What the task requires:
Quote all of the data below exactly, please.

Given information:
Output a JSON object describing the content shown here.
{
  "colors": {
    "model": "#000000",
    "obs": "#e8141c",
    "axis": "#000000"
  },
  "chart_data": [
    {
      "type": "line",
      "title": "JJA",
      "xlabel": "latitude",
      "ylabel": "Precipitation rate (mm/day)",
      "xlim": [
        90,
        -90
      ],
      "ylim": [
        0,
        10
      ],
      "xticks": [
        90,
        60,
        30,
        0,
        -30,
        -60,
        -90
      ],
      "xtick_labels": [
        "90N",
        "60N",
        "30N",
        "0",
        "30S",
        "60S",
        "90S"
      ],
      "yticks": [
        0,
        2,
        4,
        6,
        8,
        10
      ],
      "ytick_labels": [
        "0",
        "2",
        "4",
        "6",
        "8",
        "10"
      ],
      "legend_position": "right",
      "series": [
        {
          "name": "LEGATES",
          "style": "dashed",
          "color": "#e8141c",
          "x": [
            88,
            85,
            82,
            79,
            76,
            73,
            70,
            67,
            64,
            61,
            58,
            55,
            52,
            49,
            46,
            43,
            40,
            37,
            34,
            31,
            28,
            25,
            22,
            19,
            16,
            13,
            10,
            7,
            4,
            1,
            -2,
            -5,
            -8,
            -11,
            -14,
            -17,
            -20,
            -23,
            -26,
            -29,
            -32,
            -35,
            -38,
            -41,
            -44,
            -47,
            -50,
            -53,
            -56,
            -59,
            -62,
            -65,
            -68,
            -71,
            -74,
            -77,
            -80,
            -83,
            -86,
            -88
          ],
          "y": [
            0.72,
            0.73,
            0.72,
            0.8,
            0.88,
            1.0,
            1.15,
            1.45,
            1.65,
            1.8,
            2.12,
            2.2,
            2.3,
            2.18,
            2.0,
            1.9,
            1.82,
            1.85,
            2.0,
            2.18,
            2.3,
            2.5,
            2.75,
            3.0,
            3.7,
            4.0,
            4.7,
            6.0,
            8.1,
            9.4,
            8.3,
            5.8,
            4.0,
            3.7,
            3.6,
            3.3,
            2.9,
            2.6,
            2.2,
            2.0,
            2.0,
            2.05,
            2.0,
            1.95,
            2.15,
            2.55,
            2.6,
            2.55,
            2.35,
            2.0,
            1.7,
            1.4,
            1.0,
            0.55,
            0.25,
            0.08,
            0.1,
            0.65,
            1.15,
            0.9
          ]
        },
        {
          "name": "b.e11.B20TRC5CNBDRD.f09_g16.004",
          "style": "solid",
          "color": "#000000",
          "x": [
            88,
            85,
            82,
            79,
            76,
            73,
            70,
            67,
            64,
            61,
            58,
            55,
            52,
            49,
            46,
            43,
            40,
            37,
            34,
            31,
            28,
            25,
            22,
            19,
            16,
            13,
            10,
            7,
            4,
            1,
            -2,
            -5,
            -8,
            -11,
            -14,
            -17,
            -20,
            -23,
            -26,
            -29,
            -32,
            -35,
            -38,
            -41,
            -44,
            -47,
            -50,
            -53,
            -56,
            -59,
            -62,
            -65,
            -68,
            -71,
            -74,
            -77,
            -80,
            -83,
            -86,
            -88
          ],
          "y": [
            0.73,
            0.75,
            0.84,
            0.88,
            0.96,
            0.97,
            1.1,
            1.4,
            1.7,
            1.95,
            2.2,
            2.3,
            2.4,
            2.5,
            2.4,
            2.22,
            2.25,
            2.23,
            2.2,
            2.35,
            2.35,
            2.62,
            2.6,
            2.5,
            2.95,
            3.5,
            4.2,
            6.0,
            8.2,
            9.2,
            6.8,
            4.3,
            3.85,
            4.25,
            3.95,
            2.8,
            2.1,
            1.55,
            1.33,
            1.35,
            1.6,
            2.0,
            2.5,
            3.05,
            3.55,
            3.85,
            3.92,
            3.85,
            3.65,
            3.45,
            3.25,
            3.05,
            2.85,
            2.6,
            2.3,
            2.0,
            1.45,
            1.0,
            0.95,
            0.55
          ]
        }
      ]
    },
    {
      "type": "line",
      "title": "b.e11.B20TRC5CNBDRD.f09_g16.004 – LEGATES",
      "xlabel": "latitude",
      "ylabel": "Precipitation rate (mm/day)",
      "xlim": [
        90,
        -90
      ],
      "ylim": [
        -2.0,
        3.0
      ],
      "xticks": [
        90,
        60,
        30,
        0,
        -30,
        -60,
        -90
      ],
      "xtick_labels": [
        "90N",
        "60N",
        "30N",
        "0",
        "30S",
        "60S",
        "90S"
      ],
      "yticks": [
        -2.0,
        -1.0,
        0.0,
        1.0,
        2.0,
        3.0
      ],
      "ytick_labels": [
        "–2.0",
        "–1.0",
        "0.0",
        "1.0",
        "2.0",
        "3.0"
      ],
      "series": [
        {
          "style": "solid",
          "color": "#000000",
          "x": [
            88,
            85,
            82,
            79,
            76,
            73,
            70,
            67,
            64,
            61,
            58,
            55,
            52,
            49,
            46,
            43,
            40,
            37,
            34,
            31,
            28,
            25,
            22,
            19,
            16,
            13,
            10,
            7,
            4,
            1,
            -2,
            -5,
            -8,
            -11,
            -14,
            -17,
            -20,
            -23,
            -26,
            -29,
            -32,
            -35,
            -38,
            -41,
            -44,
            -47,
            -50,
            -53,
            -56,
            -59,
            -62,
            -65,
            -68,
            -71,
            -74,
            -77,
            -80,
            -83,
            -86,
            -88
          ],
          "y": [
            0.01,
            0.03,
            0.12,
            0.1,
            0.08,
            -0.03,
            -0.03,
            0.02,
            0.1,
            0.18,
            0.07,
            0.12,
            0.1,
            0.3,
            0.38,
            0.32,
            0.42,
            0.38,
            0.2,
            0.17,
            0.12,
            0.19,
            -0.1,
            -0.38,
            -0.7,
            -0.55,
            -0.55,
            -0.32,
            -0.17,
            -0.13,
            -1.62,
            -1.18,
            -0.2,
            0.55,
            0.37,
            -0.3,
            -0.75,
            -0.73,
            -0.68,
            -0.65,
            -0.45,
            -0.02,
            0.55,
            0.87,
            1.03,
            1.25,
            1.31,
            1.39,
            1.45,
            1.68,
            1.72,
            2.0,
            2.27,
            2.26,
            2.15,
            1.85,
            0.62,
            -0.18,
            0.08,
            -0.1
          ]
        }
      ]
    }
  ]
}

Response for this exercise:
Output a JSON object describing the content shown here.
{
  "colors": {
    "model": "#000000",
    "obs": "#e8141c",
    "axis": "#000000"
  },
  "chart_data": [
    {
      "type": "line",
      "title": "JJA",
      "xlabel": "latitude",
      "ylabel": "Precipitation rate (mm/day)",
      "xlim": [
        90,
        -90
      ],
      "ylim": [
        0,
        10
      ],
      "xticks": [
        90,
        60,
        30,
        0,
        -30,
        -60,
        -90
      ],
      "xtick_labels": [
        "90N",
        "60N",
        "30N",
        "0",
        "30S",
        "60S",
        "90S"
      ],
      "yticks": [
        0,
        2,
        4,
        6,
        8,
        10
      ],
      "ytick_labels": [
        "0",
        "2",
        "4",
        "6",
        "8",
        "10"
      ],
      "legend_position": "right",
      "series": [
        {
          "name": "LEGATES",
          "style": "dashed",
          "color": "#e8141c",
          "x": [
            88,
            85,
            82,
            79,
            76,
            73,
            70,
            67,
            64,
            61,
            58,
            55,
            52,
            49,
            46,
            43,
            40,
            37,
            34,
            31,
            28,
            25,
            22,
            19,
            16,
            13,
            10,
            7,
            4,
            1,
            -2,
            -5,
            -8,
            -11,
            -14,
            -17,
            -20,
            -23,
            -26,
            -29,
            -32,
            -35,
            -38,
            -41,
            -44,
            -47,
            -50,
            -53,
            -56,
            -59,
            -62,
            -65,
            -68,
            -71,
            -74,
            -77,
            -80,
            -83,
            -86,
            -88
          ],
          "y": [
            0.72,
            0.73,
            0.72,
            0.8,
            0.88,
            1.0,
            1.15,
            1.45,
            1.65,
            1.8,
            2.12,
            2.2,
            2.3,
            2.18,
            2.0,
            1.9,
            1.82,
            1.85,
            2.0,
            2.18,
            2.3,
            2.5,
            2.75,
            3.0,
            3.7,
            4.0,
            4.7,
            6.0,
            8.1,
            9.4,
            8.3,
            5.8,
            4.0,
            3.7,
            3.6,
            3.3,
            2.9,
            2.6,
            2.2,
            2.0,
            2.0,
            2.05,
            2.0,
            1.95,
            2.15,
            2.55,
            2.6,
            2.55,
            2.35,
            2.0,
            1.7,
            1.4,
            1.0,
            0.55,
            0.25,
            0.08,
            0.1,
            0.65,
            1.15,
            0.9
          ]
        },
        {
          "name": "b.e11.B20TRC5CNBDRD.f09_g16.004",
          "style": "solid",
          "color": "#000000",
          "x": [
            88,
            85,
            82,
            79,
            76,
            73,
            70,
            67,
            64,
            61,
            58,
            55,
            52,
            49,
            46,
            43,
            40,
            37,
            34,
            31,
            28,
            25,
            22,
            19,
            16,
            13,
            10,
            7,
            4,
            1,
            -2,
            -5,
            -8,
            -11,
            -14,
            -17,
            -20,
            -23,
            -26,
            -29,
            -32,
            -35,
            -38,
            -41,
            -44,
            -47,
            -50,
            -53,
            -56,
            -59,
            -62,
            -65,
            -68,
            -71,
            -74,
            -77,
            -80,
            -83,
            -86,
            -88
          ],
          "y": [
            0.73,
            0.75,
            0.84,
            0.88,
            0.96,
            0.97,
            1.1,
            1.4,
            1.7,
            1.95,
            2.2,
            2.3,
            2.4,
            2.5,
            2.4,
            2.22,
            2.25,
            2.23,
            2.2,
            2.35,
            2.35,
            2.62,
            2.6,
            2.5,
            2.95,
            3.5,
            4.2,
            6.0,
            8.2,
            9.2,
            6.8,
            4.3,
            3.85,
            4.25,
            3.95,
            2.8,
            2.1,
            1.55,
            1.33,
            1.35,
            1.6,
            2.0,
            2.5,
            3.05,
            3.55,
            3.85,
            3.92,
            3.85,
            3.65,
            3.45,
            3.25,
            3.05,
            2.85,
            2.6,
            2.3,
            2.0,
            1.45,
            1.0,
            0.95,
            0.55
          ]
        }
      ]
    },
    {
      "type": "line",
      "title": "b.e11.B20TRC5CNBDRD.f09_g16.004 – LEGATES",
      "xlabel": "latitude",
      "ylabel": "Precipitation rate (mm/day)",
      "xlim": [
        90,
        -90
      ],
      "ylim": [
        -2.0,
        3.0
      ],
      "xticks": [
        90,
        60,
        30,
        0,
        -30,
        -60,
        -90
      ],
      "xtick_labels": [
        "90N",
        "60N",
        "30N",
        "0",
        "30S",
        "60S",
        "90S"
      ],
      "yticks": [
        -2.0,
        -1.0,
        0.0,
        1.0,
        2.0,
        3.0
      ],
      "ytick_labels": [
        "–2.0",
        "–1.0",
        "0.0",
        "1.0",
        "2.0",
        "3.0"
      ],
      "series": [
        {
          "style": "solid",
          "color": "#000000",
          "x": [
            88,
            85,
            82,
            79,
            76,
            73,
            70,
            67,
            64,
            61,
            58,
            55,
            52,
            49,
            46,
            43,
            40,
            37,
            34,
            31,
            28,
            25,
            22,
            19,
            16,
            13,
            10,
            7,
            4,
            1,
            -2,
            -5,
            -8,
            -11,
            -14,
            -17,
            -20,
            -23,
            -26,
            -29,
            -32,
            -35,
            -38,
            -41,
            -44,
            -47,
            -50,
            -53,
            -56,
            -59,
            -62,
            -65,
            -68,
            -71,
            -74,
            -77,
            -80,
            -83,
            -86,
            -88
          ],
          "y": [
            0.01,
            0.03,
            0.12,
            0.1,
            0.08,
            -0.03,
            -0.03,
            0.02,
            0.1,
            0.18,
            0.07,
            0.12,
            0.1,
            0.3,
            0.38,
            0.32,
            0.42,
            0.38,
            0.2,
            0.17,
            0.12,
            0.19,
            -0.1,
            -0.38,
            -0.7,
            -0.55,
            -0.55,
            -0.32,
            -0.17,
            -0.13,
            -1.62,
            -1.18,
            -0.2,
            0.55,
            0.37,
            -0.3,
            -0.75,
            -0.73,
            -0.68,
            -0.65,
            -0.45,
            -0.02,
            0.55,
            0.87,
            1.03,
            1.25,
            1.31,
            1.39,
            1.45,
            1.68,
            1.72,
            2.0,
            2.27,
            2.26,
            2.15,
            1.85,
            0.62,
            -0.18,
            0.08,
            -0.1
          ]
        }
      ]
    }
  ]
}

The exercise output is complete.